Task to carry out
In the material below, list every line carrying the string "text".

# Start of Record list

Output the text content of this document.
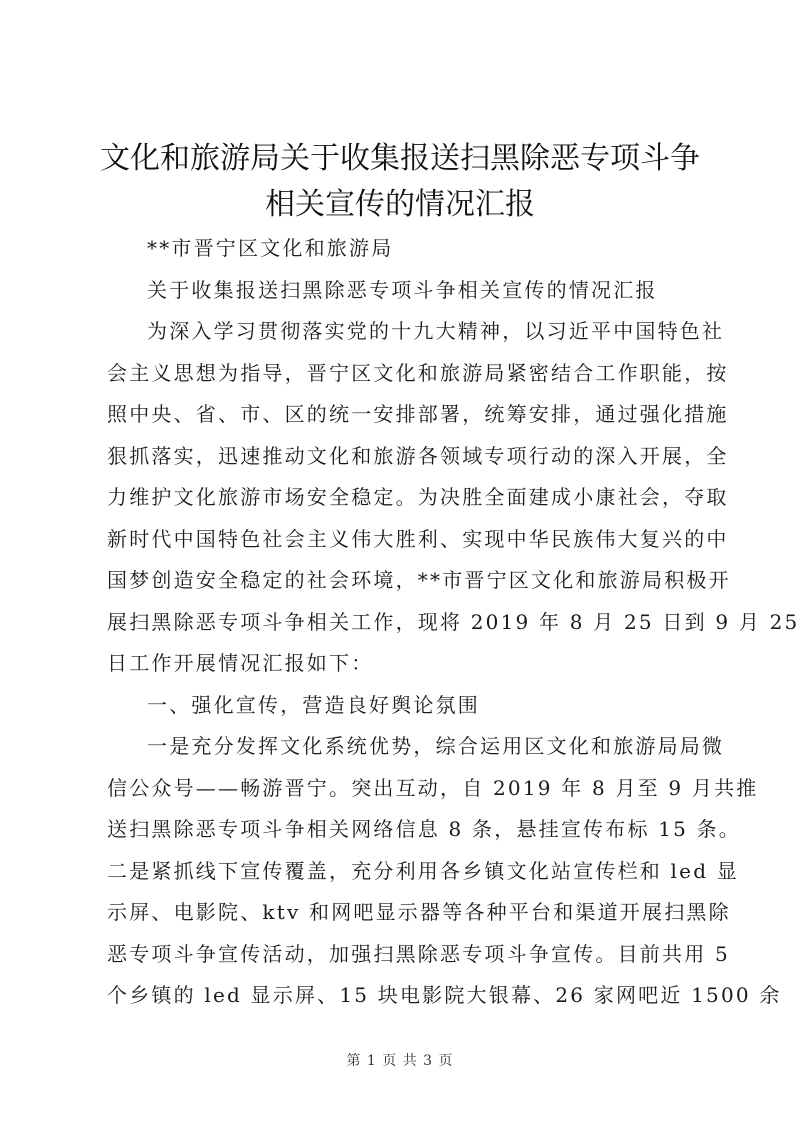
文化和旅游局关于收集报送扫黑除恶专项斗争
相关宣传的情况汇报
**市晋宁区文化和旅游局
关于收集报送扫黑除恶专项斗争相关宣传的情况汇报
为深入学习贯彻落实党的十九大精神，以习近平中国特色社
会主义思想为指导，晋宁区文化和旅游局紧密结合工作职能，按
照中央、省、市、区的统一安排部署，统筹安排，通过强化措施
狠抓落实，迅速推动文化和旅游各领域专项行动的深入开展，全
力维护文化旅游市场安全稳定。为决胜全面建成小康社会，夺取
新时代中国特色社会主义伟大胜利、实现中华民族伟大复兴的中
国梦创造安全稳定的社会环境，**市晋宁区文化和旅游局积极开
展扫黑除恶专项斗争相关工作，现将 2019 年 8 月 25 日到 9 月 25
日工作开展情况汇报如下：
一、强化宣传，营造良好舆论氛围
一是充分发挥文化系统优势，综合运用区文化和旅游局局微
信公众号——畅游晋宁。突出互动，自 2019 年 8 月至 9 月共推
送扫黑除恶专项斗争相关网络信息 8 条，悬挂宣传布标 15 条。
二是紧抓线下宣传覆盖，充分利用各乡镇文化站宣传栏和 led 显
示屏、电影院、ktv 和网吧显示器等各种平台和渠道开展扫黑除
恶专项斗争宣传活动，加强扫黑除恶专项斗争宣传。目前共用 5
个乡镇的 led 显示屏、15 块电影院大银幕、26 家网吧近 1500 余
第 1 页 共 3 页
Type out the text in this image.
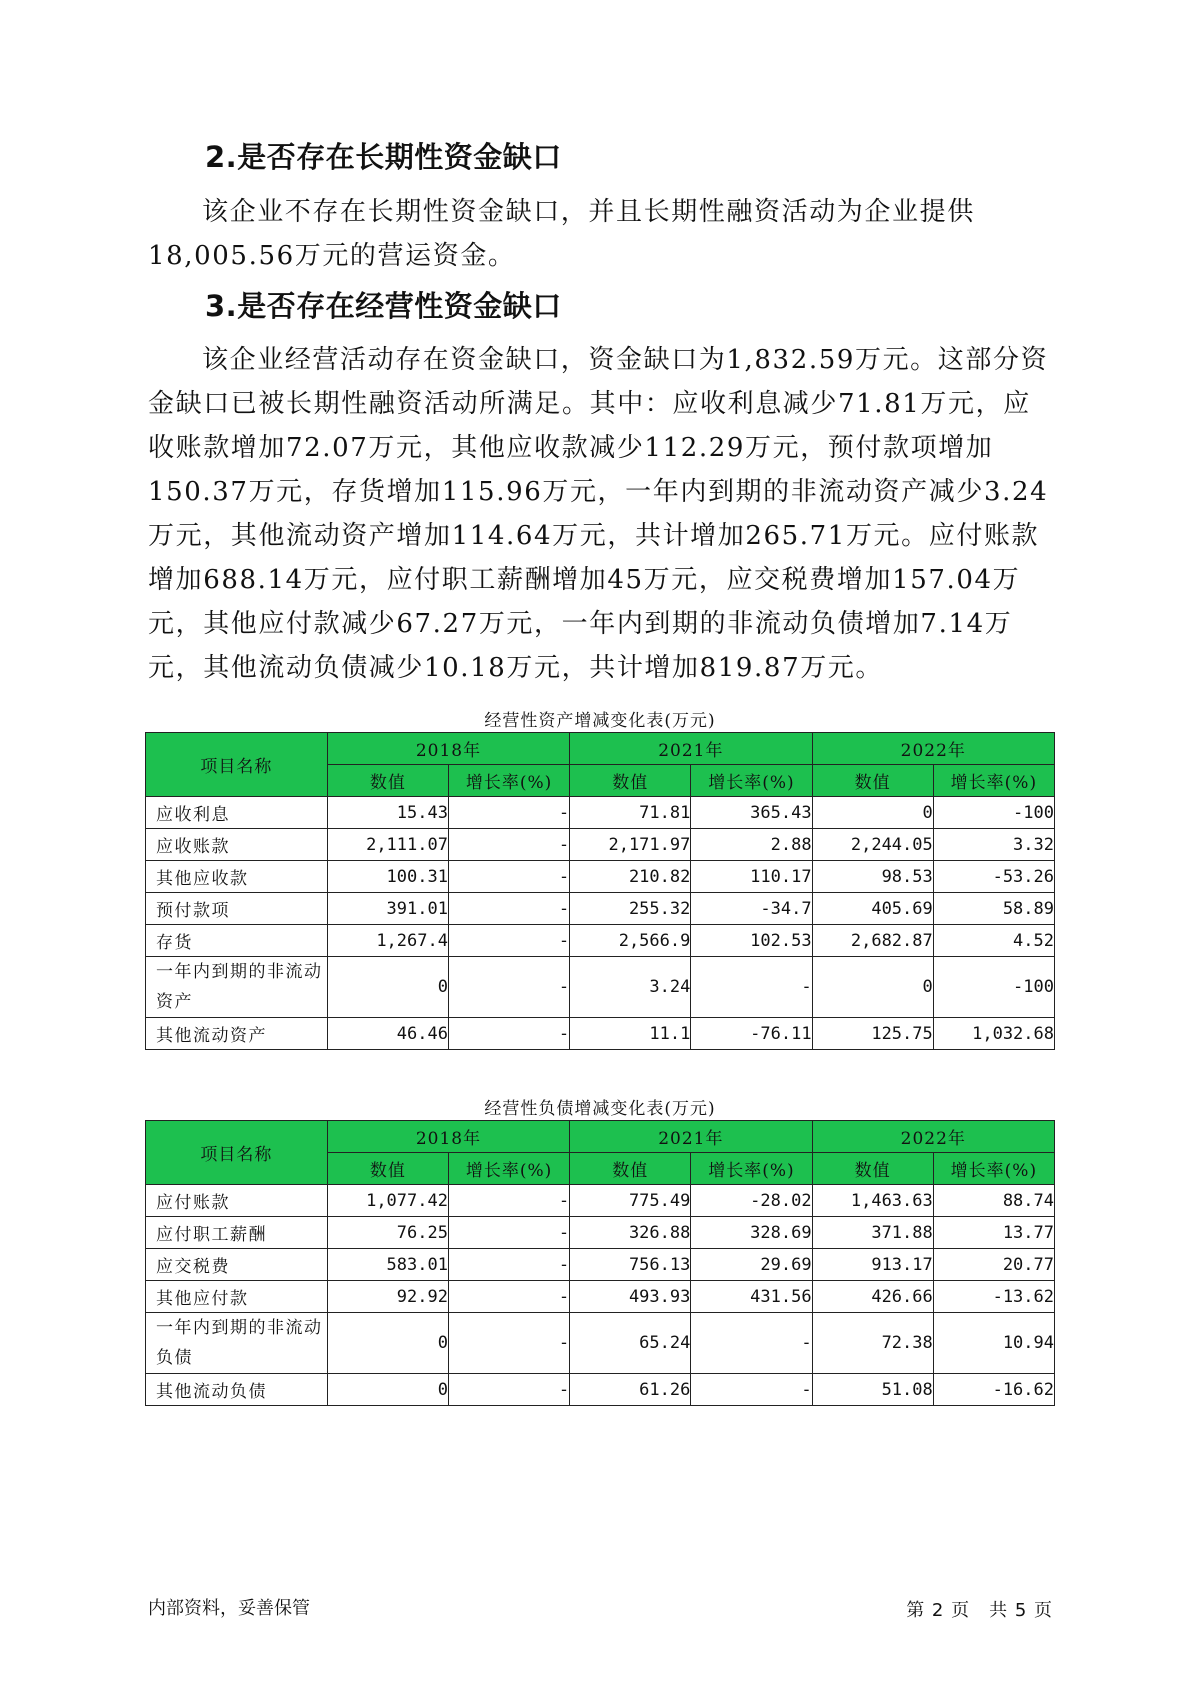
2.是否存在长期性资金缺口
该企业不存在长期性资金缺口，并且长期性融资活动为企业提供18,005.56万元的营运资金。
3.是否存在经营性资金缺口
该企业经营活动存在资金缺口，资金缺口为1,832.59万元。这部分资金缺口已被长期性融资活动所满足。其中：应收利息减少71.81万元，应收账款增加72.07万元，其他应收款减少112.29万元，预付款项增加150.37万元，存货增加115.96万元，一年内到期的非流动资产减少3.24万元，其他流动资产增加114.64万元，共计增加265.71万元。应付账款增加688.14万元，应付职工薪酬增加45万元，应交税费增加157.04万元，其他应付款减少67.27万元，一年内到期的非流动负债增加7.14万元，其他流动负债减少10.18万元，共计增加819.87万元。
经营性资产增减变化表(万元)
项目名称	2018年		2021年		2022年	
	数值	增长率(%)	数值	增长率(%)	数值	增长率(%)
应收利息	15.43	-	71.81	365.43	0	-100
应收账款	2,111.07	-	2,171.97	2.88	2,244.05	3.32
其他应收款	100.31	-	210.82	110.17	98.53	-53.26
预付款项	391.01	-	255.32	-34.7	405.69	58.89
存货	1,267.4	-	2,566.9	102.53	2,682.87	4.52
一年内到期的非流动资产	0	-	3.24	-	0	-100
其他流动资产	46.46	-	11.1	-76.11	125.75	1,032.68
经营性负债增减变化表(万元)
项目名称	2018年		2021年		2022年	
	数值	增长率(%)	数值	增长率(%)	数值	增长率(%)
应付账款	1,077.42	-	775.49	-28.02	1,463.63	88.74
应付职工薪酬	76.25	-	326.88	328.69	371.88	13.77
应交税费	583.01	-	756.13	29.69	913.17	20.77
其他应付款	92.92	-	493.93	431.56	426.66	-13.62
一年内到期的非流动负债	0	-	65.24	-	72.38	10.94
其他流动负债	0	-	61.26	-	51.08	-16.62
内部资料，妥善保管	第 2 页　共 5 页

# End of Record list

Problem solution
Output the text content of this document.
Type out the text in this image.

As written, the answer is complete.